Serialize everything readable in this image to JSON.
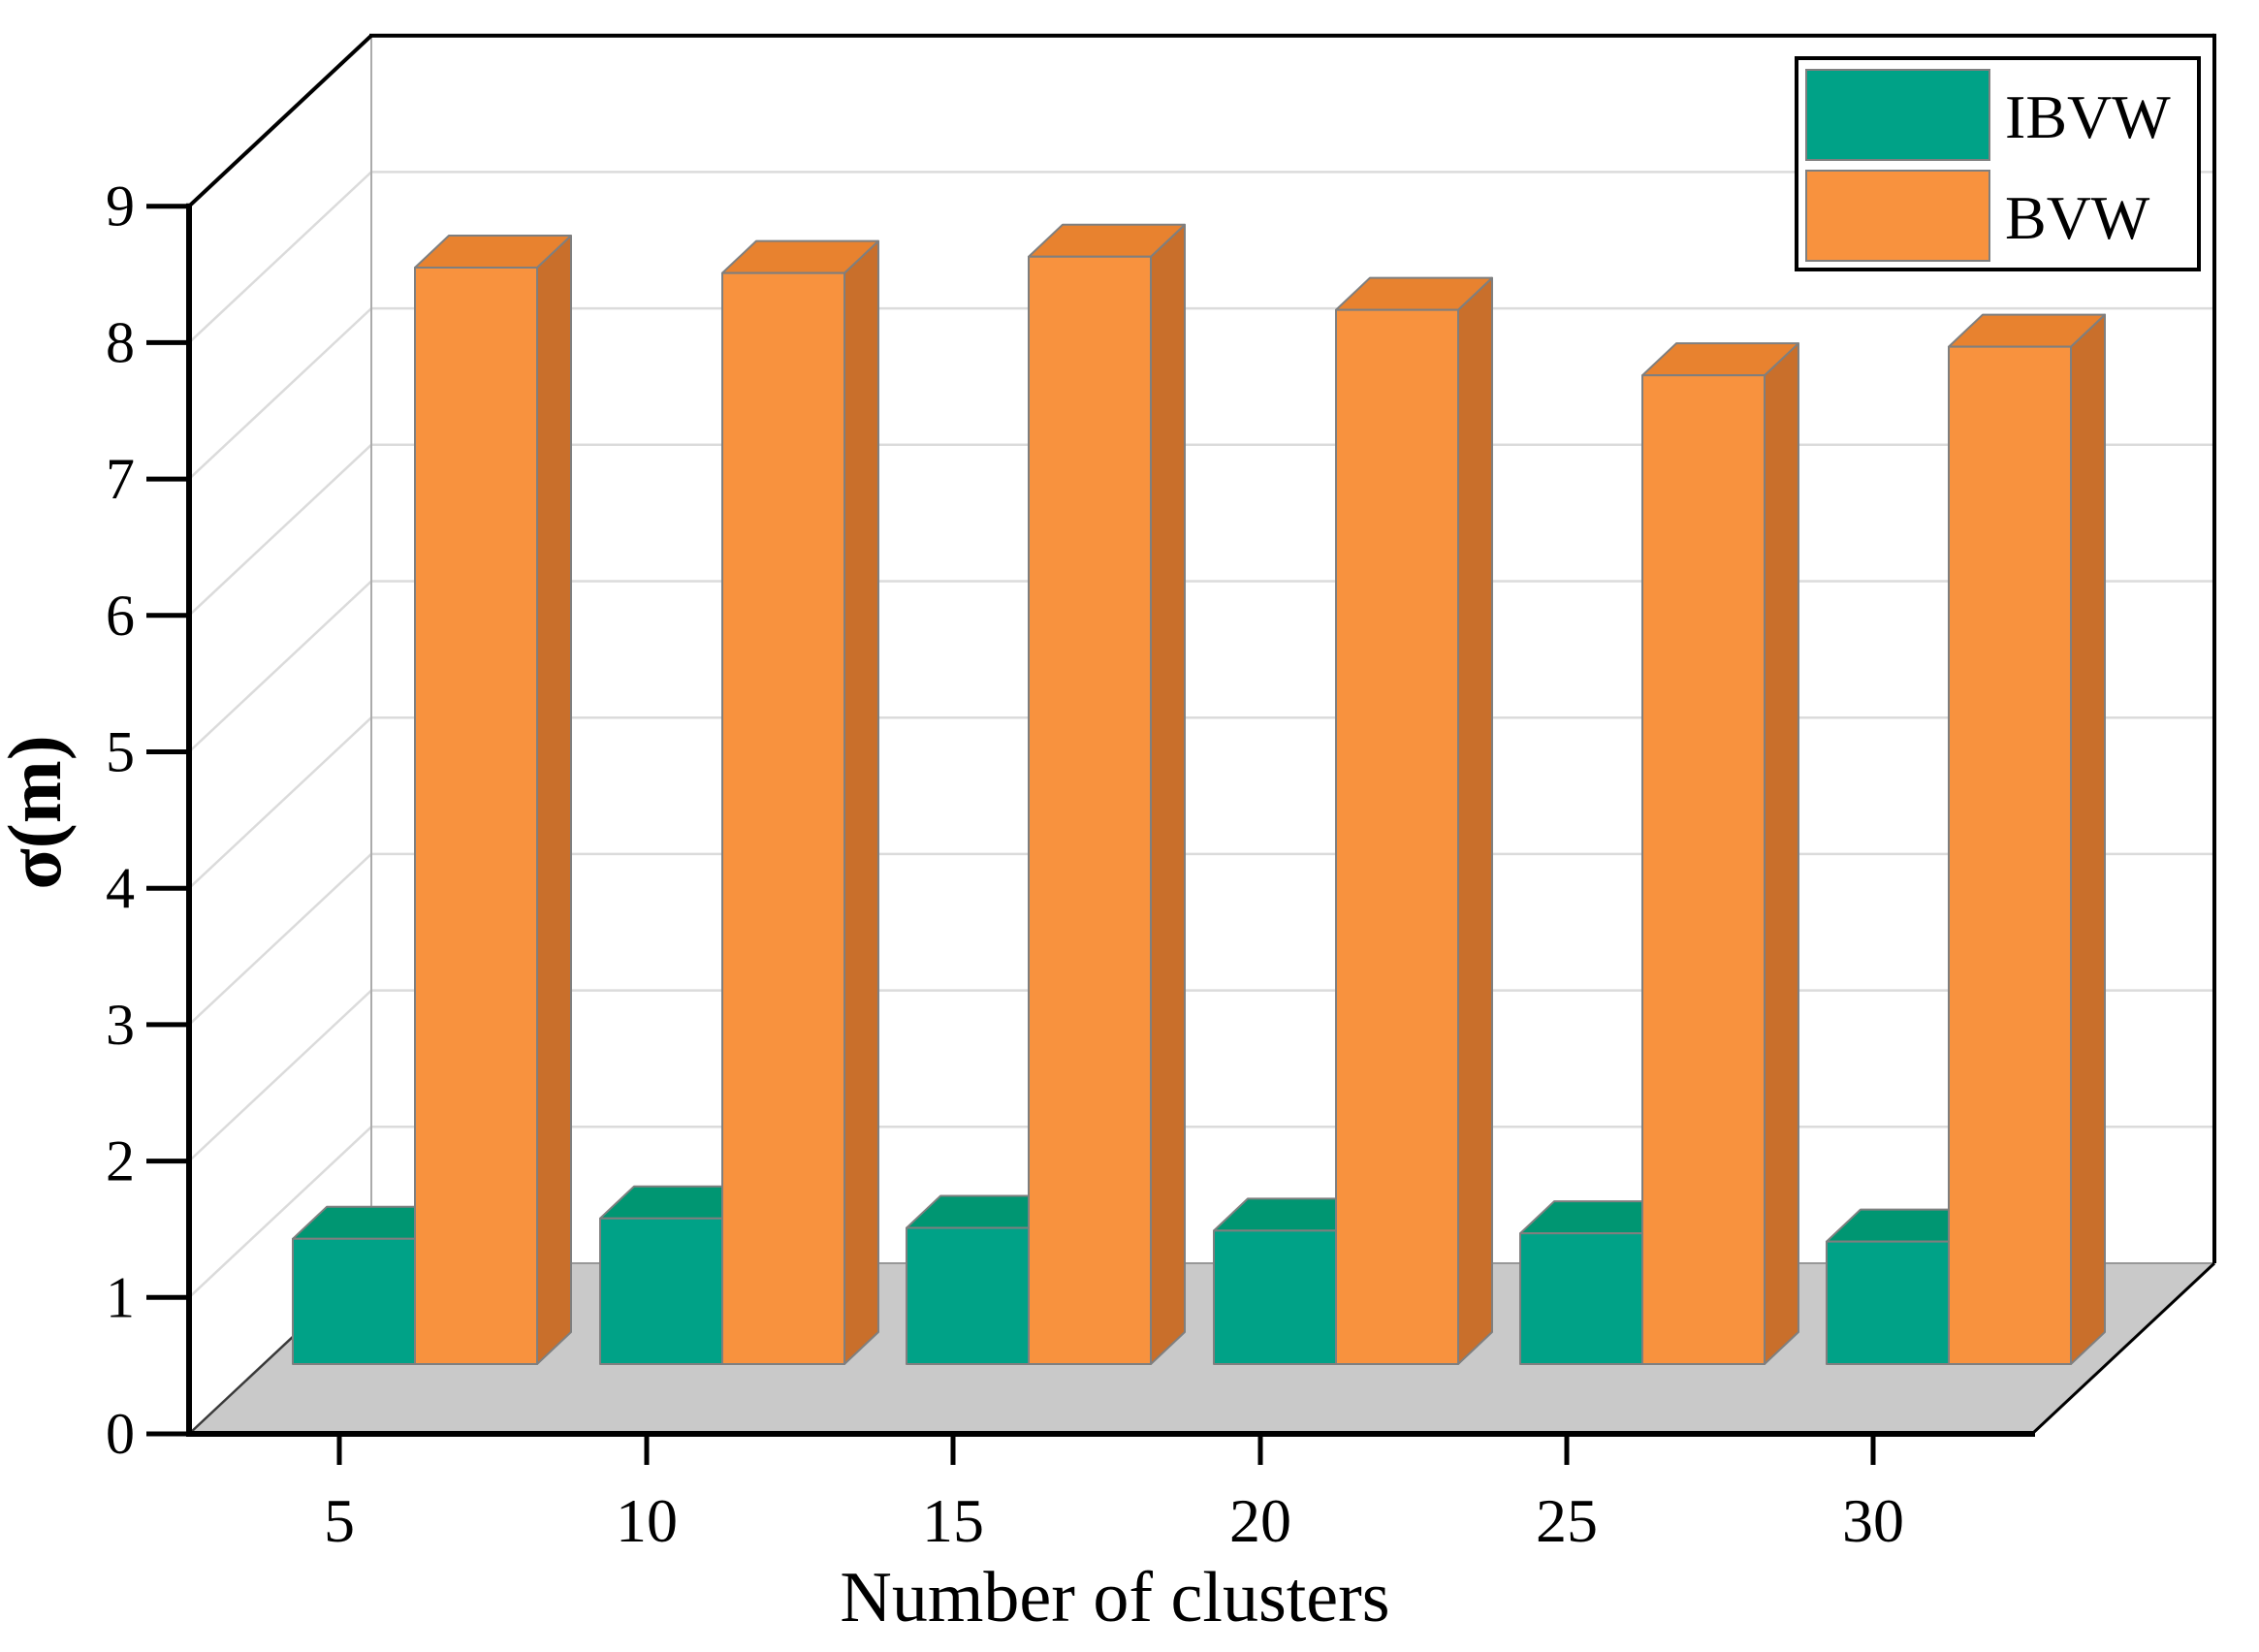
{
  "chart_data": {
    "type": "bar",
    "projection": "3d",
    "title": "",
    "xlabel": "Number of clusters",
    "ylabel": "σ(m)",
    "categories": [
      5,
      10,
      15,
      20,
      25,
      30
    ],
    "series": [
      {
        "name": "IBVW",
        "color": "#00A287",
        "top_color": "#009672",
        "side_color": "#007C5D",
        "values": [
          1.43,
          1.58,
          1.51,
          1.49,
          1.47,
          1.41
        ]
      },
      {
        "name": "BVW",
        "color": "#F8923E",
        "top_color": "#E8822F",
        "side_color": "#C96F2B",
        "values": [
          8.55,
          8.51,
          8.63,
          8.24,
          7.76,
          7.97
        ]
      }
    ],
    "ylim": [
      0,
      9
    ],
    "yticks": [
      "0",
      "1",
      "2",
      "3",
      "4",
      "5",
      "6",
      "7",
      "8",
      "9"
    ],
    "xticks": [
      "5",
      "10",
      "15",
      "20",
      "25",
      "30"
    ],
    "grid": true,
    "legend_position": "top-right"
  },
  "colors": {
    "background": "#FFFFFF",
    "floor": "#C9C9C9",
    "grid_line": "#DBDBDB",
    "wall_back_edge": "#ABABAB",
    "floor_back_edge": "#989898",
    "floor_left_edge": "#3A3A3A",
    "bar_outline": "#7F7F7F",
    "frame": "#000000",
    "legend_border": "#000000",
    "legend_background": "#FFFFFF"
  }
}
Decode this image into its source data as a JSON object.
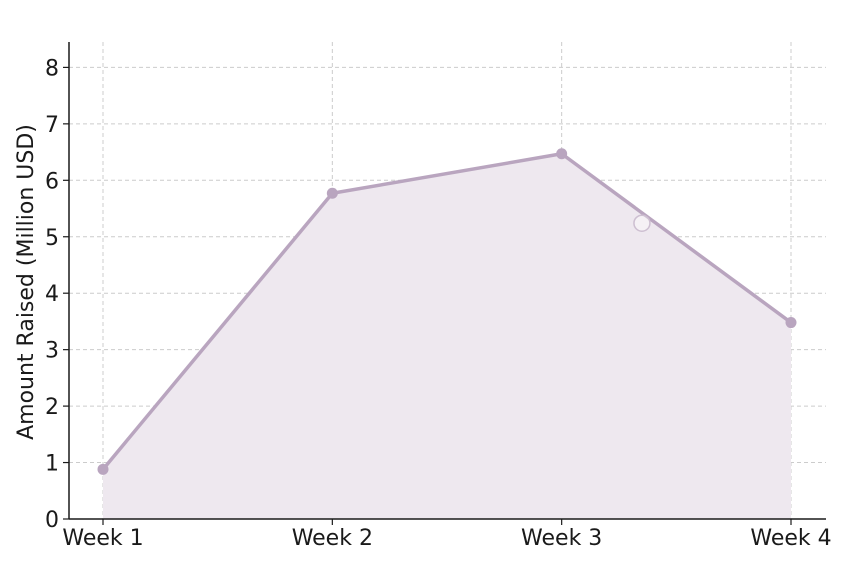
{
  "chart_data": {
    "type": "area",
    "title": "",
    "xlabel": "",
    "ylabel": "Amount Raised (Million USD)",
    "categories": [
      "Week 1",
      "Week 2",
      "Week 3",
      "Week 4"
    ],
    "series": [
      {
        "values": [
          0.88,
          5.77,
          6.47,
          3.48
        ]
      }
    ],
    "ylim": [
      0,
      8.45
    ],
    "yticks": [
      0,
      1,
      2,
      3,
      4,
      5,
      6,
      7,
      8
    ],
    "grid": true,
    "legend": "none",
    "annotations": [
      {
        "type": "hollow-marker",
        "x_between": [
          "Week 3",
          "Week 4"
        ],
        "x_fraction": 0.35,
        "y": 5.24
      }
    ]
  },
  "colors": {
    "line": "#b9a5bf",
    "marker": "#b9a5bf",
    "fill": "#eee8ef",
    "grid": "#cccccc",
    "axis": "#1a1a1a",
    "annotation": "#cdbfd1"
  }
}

Written problem
Go through the listing above and write it out again exactly, dropping the pictures.

Result of this exercise
Serialize everything readable in this image to JSON.
{
  "chart_data": {
    "type": "bar",
    "projection": "3d",
    "title": "",
    "xlabel": "Number of clusters",
    "ylabel": "σ(m)",
    "categories": [
      5,
      10,
      15,
      20,
      25,
      30
    ],
    "series": [
      {
        "name": "IBVW",
        "color": "#00A287",
        "top_color": "#009672",
        "side_color": "#007C5D",
        "values": [
          1.43,
          1.58,
          1.51,
          1.49,
          1.47,
          1.41
        ]
      },
      {
        "name": "BVW",
        "color": "#F8923E",
        "top_color": "#E8822F",
        "side_color": "#C96F2B",
        "values": [
          8.55,
          8.51,
          8.63,
          8.24,
          7.76,
          7.97
        ]
      }
    ],
    "ylim": [
      0,
      9
    ],
    "yticks": [
      "0",
      "1",
      "2",
      "3",
      "4",
      "5",
      "6",
      "7",
      "8",
      "9"
    ],
    "xticks": [
      "5",
      "10",
      "15",
      "20",
      "25",
      "30"
    ],
    "grid": true,
    "legend_position": "top-right"
  },
  "colors": {
    "background": "#FFFFFF",
    "floor": "#C9C9C9",
    "grid_line": "#DBDBDB",
    "wall_back_edge": "#ABABAB",
    "floor_back_edge": "#989898",
    "floor_left_edge": "#3A3A3A",
    "bar_outline": "#7F7F7F",
    "frame": "#000000",
    "legend_border": "#000000",
    "legend_background": "#FFFFFF"
  }
}
Decode this image into its source data as a JSON object.
{
  "chart_data": {
    "type": "area",
    "title": "",
    "xlabel": "",
    "ylabel": "Amount Raised (Million USD)",
    "categories": [
      "Week 1",
      "Week 2",
      "Week 3",
      "Week 4"
    ],
    "series": [
      {
        "values": [
          0.88,
          5.77,
          6.47,
          3.48
        ]
      }
    ],
    "ylim": [
      0,
      8.45
    ],
    "yticks": [
      0,
      1,
      2,
      3,
      4,
      5,
      6,
      7,
      8
    ],
    "grid": true,
    "legend": "none",
    "annotations": [
      {
        "type": "hollow-marker",
        "x_between": [
          "Week 3",
          "Week 4"
        ],
        "x_fraction": 0.35,
        "y": 5.24
      }
    ]
  },
  "colors": {
    "line": "#b9a5bf",
    "marker": "#b9a5bf",
    "fill": "#eee8ef",
    "grid": "#cccccc",
    "axis": "#1a1a1a",
    "annotation": "#cdbfd1"
  }
}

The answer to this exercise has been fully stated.